→ **PROBLEM TO SOLVE**: Below is some material; set it all down exactly, apart from the pictures.
- - -
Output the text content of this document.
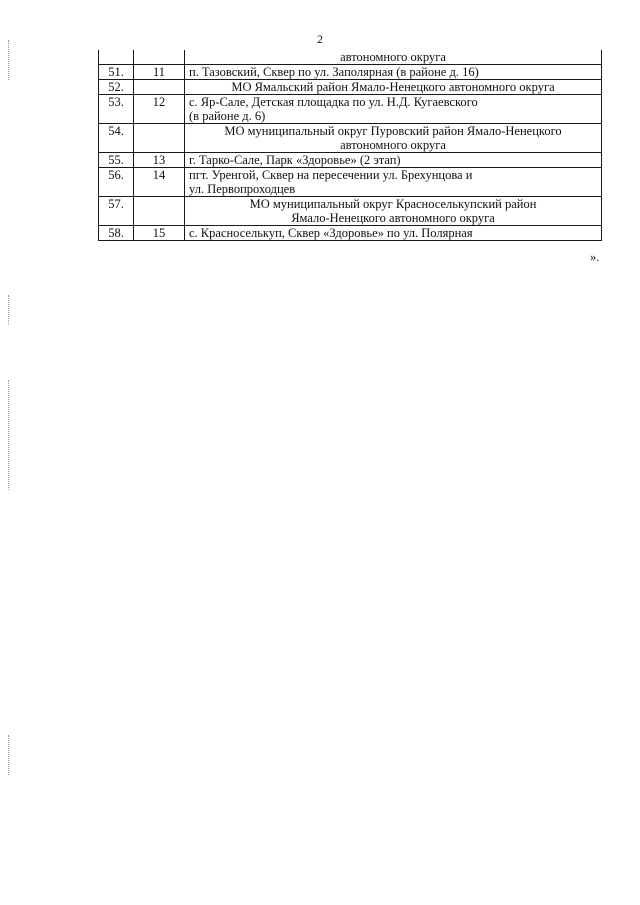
2

		автономного округа

51.	11	п. Тазовский, Сквер по ул. Заполярная (в районе д. 16)

52.		МО Ямальский район Ямало-Ненецкого автономного округа

53.	12	с. Яр-Сале, Детская площадка по ул. Н.Д. Кугаевского
(в районе д. 6)

54.		МО муниципальный округ Пуровский район Ямало-Ненецкого
автономного округа

55.	13	г. Тарко-Сале, Парк «Здоровье» (2 этап)

56.	14	пгт. Уренгой, Сквер на пересечении ул. Брехунцова и
ул. Первопроходцев

57.		МО муниципальный округ Красноселькупский район
Ямало-Ненецкого автономного округа

58.	15	с. Красноселькуп, Сквер «Здоровье» по ул. Полярная
».
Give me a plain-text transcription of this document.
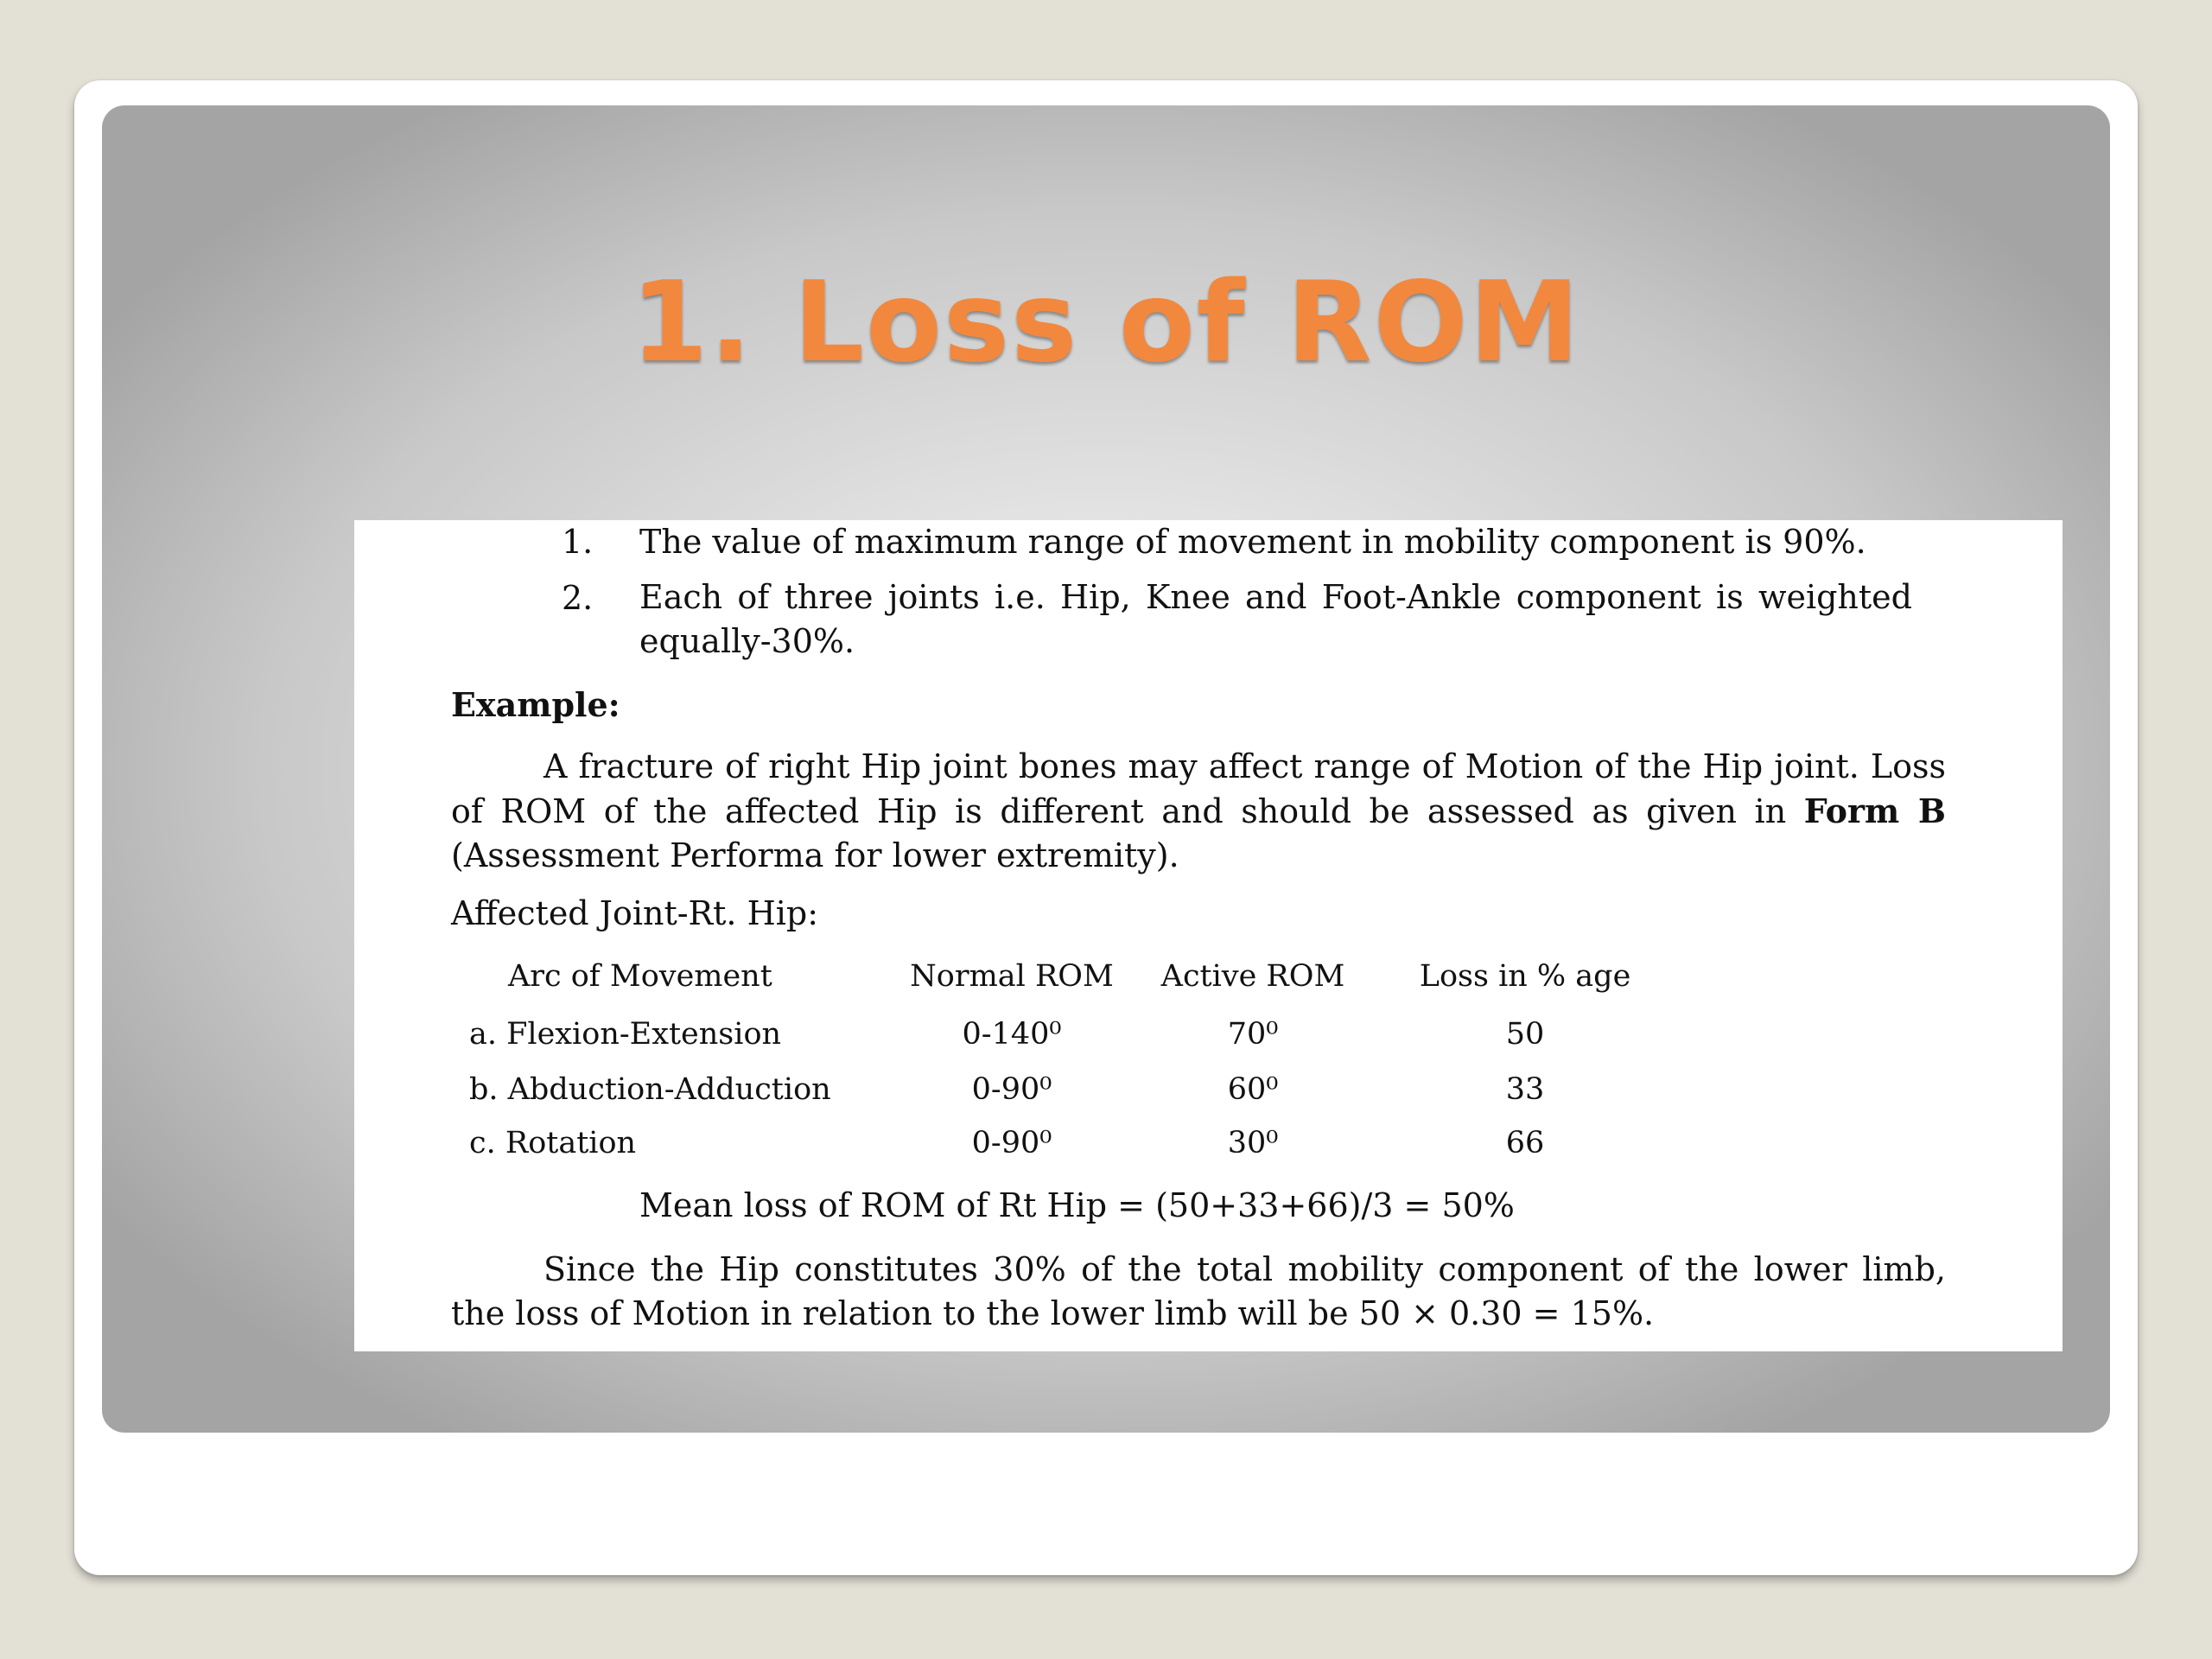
1. Loss of ROM
1. The value of maximum range of movement in mobility component is 90%.
2. Each of three joints i.e. Hip, Knee and Foot-Ankle component is weighted equally-30%.
Example:
A fracture of right Hip joint bones may affect range of Motion of the Hip joint. Loss of ROM of the affected Hip is different and should be assessed as given in Form B (Assessment Performa for lower extremity).
Affected Joint-Rt. Hip:
Arc of Movement	Normal ROM	Active ROM	Loss in % age
a. Flexion-Extension	0-140⁰	70⁰	50
b. Abduction-Adduction	0-90⁰	60⁰	33
c. Rotation	0-90⁰	30⁰	66
Mean loss of ROM of Rt Hip = (50+33+66)/3 = 50%
Since the Hip constitutes 30% of the total mobility component of the lower limb,
the loss of Motion in relation to the lower limb will be 50 × 0.30 = 15%.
- - -
→ **COMPLETED EXERCISE**:
Output the text content of this document.
2

		автономного округа

51.	11	п. Тазовский, Сквер по ул. Заполярная (в районе д. 16)

52.		МО Ямальский район Ямало-Ненецкого автономного округа

53.	12	с. Яр-Сале, Детская площадка по ул. Н.Д. Кугаевского
(в районе д. 6)

54.		МО муниципальный округ Пуровский район Ямало-Ненецкого
автономного округа

55.	13	г. Тарко-Сале, Парк «Здоровье» (2 этап)

56.	14	пгт. Уренгой, Сквер на пересечении ул. Брехунцова и
ул. Первопроходцев

57.		МО муниципальный округ Красноселькупский район
Ямало-Ненецкого автономного округа

58.	15	с. Красноселькуп, Сквер «Здоровье» по ул. Полярная
».
Give me a plain-text transcription of this document.
1. Loss of ROM
1. The value of maximum range of movement in mobility component is 90%.
2. Each of three joints i.e. Hip, Knee and Foot-Ankle component is weighted equally-30%.
Example:
A fracture of right Hip joint bones may affect range of Motion of the Hip joint. Loss of ROM of the affected Hip is different and should be assessed as given in Form B (Assessment Performa for lower extremity).
Affected Joint-Rt. Hip:
Arc of Movement	Normal ROM	Active ROM	Loss in % age
a. Flexion-Extension	0-140⁰	70⁰	50
b. Abduction-Adduction	0-90⁰	60⁰	33
c. Rotation	0-90⁰	30⁰	66
Mean loss of ROM of Rt Hip = (50+33+66)/3 = 50%
Since the Hip constitutes 30% of the total mobility component of the lower limb,
the loss of Motion in relation to the lower limb will be 50 × 0.30 = 15%.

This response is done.